What the task requires: Determine the number of lines that have the string "media" in them, and give only that number.

Stored data:
—————

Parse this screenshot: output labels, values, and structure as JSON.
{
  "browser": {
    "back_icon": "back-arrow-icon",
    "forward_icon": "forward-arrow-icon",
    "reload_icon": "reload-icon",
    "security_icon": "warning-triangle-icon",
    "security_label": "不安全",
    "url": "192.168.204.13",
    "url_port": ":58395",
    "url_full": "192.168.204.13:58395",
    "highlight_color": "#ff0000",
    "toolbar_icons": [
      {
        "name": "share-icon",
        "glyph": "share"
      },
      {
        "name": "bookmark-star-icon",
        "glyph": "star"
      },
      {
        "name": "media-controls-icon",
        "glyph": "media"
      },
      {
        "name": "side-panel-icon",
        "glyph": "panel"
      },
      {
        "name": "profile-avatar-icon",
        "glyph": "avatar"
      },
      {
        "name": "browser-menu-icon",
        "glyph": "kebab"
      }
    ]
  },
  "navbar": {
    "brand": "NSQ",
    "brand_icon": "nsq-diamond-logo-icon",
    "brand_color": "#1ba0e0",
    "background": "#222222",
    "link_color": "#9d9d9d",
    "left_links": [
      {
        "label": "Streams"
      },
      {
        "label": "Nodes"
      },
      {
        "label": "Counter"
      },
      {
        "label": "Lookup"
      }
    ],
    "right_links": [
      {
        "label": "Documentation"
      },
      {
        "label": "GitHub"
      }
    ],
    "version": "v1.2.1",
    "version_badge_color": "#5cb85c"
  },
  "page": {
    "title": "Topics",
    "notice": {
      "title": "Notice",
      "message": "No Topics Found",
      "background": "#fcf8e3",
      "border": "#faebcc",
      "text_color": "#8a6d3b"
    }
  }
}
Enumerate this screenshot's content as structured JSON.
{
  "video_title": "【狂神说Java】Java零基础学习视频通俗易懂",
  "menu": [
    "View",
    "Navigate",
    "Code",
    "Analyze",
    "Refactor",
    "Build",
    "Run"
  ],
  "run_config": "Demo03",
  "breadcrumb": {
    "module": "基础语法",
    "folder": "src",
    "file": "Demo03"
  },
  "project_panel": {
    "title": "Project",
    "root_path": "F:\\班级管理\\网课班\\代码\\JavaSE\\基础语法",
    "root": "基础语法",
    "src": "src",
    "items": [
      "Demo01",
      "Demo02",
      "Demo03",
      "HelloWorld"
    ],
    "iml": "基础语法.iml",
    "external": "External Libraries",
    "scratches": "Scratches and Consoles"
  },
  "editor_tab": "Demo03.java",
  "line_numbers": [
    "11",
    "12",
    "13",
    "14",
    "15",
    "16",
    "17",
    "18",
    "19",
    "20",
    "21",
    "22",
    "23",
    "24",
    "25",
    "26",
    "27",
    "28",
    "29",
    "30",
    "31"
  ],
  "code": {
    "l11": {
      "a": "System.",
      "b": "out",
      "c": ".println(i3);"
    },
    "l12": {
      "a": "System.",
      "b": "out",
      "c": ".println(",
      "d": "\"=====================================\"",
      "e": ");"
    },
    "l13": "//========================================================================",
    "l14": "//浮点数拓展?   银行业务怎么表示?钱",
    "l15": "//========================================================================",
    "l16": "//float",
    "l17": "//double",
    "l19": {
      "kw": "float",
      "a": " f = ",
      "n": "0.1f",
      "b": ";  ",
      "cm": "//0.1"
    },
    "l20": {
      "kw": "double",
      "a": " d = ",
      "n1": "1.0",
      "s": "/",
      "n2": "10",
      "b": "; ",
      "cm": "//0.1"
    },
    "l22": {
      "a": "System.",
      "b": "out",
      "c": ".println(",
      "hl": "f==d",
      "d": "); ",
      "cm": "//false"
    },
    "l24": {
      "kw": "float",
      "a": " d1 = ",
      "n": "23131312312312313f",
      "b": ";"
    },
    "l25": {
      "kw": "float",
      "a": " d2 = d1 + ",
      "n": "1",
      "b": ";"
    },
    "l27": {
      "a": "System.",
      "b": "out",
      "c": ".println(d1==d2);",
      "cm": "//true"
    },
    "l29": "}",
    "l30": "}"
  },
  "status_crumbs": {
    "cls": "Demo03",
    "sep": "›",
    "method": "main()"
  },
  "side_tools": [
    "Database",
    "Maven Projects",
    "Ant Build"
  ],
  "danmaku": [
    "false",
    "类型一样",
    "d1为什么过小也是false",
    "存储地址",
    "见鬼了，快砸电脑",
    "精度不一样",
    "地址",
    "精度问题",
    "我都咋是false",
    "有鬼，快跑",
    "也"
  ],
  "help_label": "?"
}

—————

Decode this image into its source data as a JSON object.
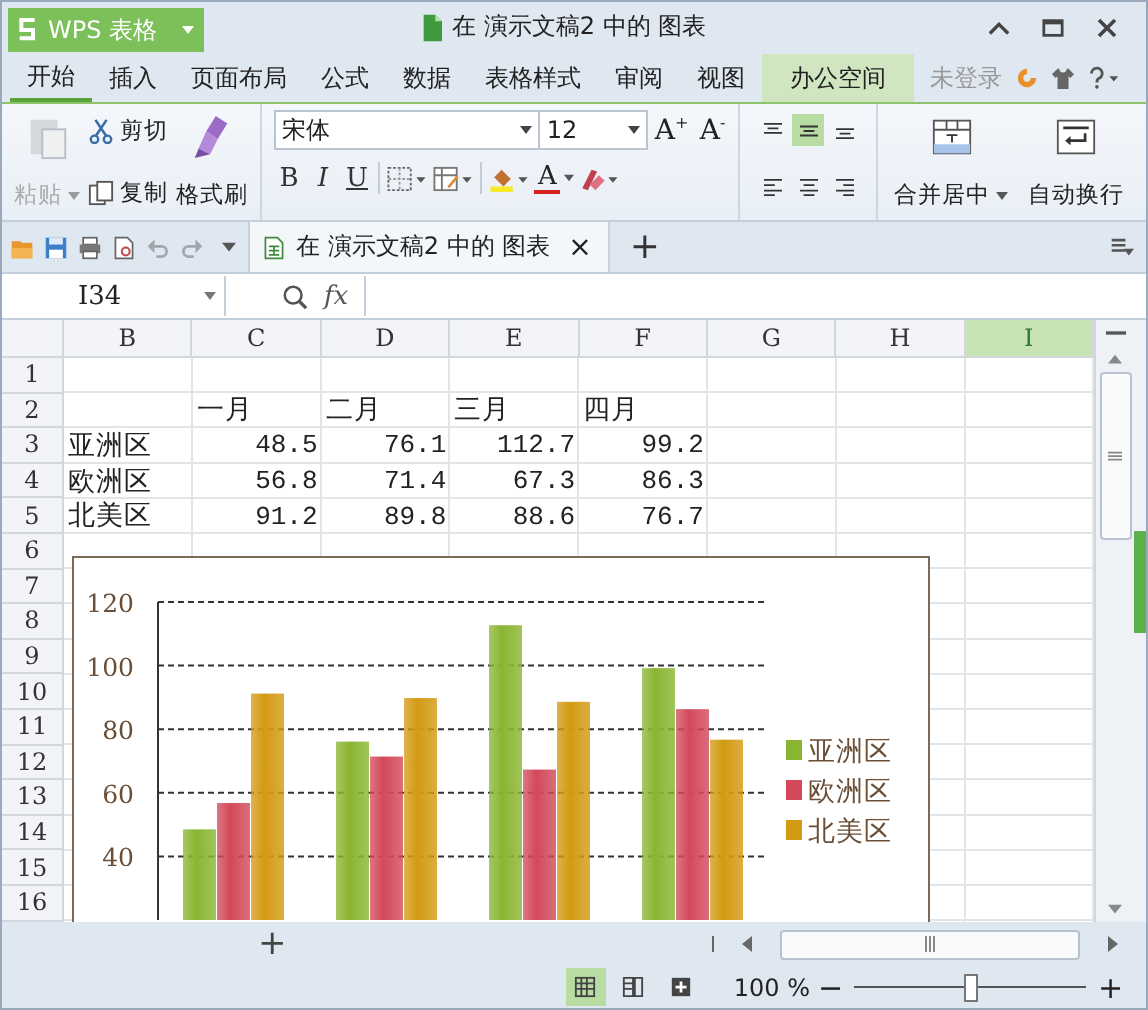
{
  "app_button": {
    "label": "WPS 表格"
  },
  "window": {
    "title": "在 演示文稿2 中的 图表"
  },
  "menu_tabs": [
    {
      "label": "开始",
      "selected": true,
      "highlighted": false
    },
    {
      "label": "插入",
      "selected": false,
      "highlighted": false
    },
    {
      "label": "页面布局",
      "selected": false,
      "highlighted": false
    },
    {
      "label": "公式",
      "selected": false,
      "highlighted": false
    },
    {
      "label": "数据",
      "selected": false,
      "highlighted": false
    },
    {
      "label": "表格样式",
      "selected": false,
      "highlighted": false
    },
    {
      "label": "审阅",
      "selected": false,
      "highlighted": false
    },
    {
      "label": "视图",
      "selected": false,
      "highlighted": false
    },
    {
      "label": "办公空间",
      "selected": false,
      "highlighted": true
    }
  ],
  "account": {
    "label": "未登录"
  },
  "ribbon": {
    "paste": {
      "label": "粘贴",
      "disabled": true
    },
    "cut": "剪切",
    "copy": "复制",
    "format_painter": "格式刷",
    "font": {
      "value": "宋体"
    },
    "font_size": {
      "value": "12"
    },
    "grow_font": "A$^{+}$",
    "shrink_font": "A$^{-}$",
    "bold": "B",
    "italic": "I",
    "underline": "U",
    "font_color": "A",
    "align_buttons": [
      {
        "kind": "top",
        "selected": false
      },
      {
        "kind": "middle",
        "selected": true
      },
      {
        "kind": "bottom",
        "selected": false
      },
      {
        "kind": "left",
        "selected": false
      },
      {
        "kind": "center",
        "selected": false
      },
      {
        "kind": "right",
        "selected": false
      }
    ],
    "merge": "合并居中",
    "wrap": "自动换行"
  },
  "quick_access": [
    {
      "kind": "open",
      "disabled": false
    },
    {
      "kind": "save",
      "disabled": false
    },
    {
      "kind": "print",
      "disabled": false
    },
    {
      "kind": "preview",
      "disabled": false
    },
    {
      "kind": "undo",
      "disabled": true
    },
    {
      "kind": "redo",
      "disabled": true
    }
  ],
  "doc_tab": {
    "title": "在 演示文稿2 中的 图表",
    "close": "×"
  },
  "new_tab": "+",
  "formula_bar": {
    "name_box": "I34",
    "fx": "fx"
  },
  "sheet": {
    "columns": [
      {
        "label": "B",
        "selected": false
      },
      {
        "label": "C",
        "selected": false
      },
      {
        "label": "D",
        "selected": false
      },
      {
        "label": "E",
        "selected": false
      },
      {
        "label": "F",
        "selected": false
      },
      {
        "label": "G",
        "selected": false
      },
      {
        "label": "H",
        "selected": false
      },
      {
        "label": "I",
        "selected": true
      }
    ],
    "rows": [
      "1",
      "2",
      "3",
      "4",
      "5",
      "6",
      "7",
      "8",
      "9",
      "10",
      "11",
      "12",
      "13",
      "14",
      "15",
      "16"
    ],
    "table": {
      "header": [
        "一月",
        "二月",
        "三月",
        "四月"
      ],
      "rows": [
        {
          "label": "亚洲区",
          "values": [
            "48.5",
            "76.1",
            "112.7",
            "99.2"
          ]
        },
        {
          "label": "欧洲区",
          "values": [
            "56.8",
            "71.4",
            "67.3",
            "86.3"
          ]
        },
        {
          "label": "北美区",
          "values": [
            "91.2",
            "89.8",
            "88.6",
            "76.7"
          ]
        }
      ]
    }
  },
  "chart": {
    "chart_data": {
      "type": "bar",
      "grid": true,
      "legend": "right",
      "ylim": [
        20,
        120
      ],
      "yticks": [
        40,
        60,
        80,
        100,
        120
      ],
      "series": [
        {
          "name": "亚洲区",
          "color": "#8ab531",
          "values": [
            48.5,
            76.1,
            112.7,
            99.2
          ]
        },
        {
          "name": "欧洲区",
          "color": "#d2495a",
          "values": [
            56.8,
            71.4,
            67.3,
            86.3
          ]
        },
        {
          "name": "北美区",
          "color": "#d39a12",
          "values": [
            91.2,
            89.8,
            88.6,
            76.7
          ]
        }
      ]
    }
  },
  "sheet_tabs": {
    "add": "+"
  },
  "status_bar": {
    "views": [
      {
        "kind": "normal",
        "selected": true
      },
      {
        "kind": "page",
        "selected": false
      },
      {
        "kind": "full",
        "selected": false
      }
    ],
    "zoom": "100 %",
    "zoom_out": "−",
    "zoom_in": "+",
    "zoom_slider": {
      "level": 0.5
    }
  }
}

—————

Reply: 2